___ SOURCE DATA
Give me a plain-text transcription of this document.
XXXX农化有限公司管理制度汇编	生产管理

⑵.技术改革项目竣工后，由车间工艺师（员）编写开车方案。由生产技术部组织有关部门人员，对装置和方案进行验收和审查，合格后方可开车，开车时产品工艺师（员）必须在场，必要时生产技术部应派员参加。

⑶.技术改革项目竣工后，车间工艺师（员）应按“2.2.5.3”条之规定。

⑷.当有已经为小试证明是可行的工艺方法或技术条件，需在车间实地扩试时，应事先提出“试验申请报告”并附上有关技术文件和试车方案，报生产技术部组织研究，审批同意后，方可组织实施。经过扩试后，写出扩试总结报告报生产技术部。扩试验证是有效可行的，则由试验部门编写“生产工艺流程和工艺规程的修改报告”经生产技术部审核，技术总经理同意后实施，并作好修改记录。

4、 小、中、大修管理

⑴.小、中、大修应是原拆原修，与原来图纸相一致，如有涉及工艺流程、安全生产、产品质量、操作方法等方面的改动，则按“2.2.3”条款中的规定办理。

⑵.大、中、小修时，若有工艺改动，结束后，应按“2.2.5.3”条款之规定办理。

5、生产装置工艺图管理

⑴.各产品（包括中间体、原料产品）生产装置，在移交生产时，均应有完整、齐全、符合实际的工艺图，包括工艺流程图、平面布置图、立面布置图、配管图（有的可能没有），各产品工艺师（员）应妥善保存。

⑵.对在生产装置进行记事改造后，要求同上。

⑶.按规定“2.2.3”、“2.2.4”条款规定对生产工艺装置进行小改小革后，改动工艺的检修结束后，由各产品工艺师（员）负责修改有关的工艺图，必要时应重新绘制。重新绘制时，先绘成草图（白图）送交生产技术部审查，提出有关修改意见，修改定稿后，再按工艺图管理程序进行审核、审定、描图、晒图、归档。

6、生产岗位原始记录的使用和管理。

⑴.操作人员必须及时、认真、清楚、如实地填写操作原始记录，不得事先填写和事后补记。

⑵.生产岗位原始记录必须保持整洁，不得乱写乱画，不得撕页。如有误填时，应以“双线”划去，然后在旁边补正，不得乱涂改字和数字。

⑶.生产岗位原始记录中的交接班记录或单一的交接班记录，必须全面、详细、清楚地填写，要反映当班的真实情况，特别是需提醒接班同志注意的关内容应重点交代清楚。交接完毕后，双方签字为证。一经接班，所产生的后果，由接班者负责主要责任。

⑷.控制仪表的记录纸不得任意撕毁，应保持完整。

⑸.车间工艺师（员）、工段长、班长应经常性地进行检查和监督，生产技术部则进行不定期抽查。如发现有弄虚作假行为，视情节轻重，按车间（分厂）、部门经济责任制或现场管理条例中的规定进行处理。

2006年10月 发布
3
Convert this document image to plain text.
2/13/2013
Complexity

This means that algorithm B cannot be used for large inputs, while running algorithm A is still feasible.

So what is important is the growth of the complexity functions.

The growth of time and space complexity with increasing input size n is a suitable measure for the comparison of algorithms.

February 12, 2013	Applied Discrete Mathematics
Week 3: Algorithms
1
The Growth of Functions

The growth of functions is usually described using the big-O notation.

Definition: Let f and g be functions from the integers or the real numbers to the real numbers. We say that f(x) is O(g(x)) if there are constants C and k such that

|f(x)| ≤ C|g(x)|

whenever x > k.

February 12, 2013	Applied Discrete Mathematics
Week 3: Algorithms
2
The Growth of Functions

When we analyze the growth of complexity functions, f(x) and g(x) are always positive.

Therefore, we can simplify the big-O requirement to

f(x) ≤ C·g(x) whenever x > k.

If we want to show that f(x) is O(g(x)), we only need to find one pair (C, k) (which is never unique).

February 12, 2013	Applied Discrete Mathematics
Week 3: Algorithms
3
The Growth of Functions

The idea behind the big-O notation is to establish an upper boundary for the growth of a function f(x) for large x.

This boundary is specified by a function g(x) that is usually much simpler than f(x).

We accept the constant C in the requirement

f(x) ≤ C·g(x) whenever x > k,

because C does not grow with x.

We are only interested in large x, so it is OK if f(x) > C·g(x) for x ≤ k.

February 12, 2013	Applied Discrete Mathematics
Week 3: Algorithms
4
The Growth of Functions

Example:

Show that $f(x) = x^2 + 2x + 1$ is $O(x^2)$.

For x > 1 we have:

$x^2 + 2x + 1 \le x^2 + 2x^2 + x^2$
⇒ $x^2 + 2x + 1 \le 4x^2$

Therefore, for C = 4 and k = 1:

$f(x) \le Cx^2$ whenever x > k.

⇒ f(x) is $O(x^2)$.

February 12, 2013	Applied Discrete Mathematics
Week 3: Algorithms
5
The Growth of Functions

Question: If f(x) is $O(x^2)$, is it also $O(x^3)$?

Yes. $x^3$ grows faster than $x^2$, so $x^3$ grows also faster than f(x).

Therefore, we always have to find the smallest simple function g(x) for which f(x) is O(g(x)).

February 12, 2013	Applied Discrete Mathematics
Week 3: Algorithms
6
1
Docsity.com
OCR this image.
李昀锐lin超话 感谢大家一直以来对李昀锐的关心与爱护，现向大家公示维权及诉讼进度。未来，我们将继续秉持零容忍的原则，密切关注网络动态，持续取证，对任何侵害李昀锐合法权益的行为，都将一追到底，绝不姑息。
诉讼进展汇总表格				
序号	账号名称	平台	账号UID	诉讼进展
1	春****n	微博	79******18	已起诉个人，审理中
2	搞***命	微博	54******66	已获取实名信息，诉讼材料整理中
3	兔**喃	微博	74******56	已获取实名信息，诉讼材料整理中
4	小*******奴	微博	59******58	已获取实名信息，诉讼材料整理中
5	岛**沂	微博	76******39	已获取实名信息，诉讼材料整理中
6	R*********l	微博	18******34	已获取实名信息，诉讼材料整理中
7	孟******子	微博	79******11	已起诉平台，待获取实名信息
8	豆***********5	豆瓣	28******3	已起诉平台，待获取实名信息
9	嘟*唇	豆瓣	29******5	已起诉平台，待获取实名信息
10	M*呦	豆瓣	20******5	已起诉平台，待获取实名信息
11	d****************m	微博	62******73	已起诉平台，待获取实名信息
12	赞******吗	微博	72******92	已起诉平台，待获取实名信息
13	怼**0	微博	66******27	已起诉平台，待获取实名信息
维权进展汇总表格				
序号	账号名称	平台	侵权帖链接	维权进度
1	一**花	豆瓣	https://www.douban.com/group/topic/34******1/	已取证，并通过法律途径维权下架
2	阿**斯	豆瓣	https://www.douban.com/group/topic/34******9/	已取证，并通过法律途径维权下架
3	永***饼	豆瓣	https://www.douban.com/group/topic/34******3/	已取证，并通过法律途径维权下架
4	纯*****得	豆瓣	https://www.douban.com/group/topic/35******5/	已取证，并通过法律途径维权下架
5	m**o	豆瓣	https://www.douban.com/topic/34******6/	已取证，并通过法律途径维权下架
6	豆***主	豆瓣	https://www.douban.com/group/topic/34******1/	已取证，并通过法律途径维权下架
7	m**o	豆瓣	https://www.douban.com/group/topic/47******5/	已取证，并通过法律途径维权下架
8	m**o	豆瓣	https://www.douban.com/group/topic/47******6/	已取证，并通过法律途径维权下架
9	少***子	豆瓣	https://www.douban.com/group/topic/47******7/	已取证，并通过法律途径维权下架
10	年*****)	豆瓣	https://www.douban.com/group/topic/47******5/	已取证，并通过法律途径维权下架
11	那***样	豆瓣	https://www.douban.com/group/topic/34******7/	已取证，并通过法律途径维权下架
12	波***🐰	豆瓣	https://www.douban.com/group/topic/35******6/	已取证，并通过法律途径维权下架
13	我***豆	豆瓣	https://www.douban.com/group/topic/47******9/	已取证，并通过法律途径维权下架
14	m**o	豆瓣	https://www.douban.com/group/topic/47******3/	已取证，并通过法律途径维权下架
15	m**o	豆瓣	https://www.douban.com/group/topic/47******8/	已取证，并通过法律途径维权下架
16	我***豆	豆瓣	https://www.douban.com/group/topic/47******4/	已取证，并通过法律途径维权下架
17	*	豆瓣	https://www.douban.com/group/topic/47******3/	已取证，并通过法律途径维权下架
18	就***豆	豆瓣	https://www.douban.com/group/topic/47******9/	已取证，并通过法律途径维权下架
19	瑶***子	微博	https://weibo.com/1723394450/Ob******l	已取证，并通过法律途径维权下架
______
* _EXERCISE OBJECTIVE_
Copy, from the material above, each line in which the string "notation" occurs.

* _REPLY_
The growth of functions is usually described using the big-O notation.
The idea behind the big-O notation is to establish an upper boundary for the growth of a function f(x) for large x.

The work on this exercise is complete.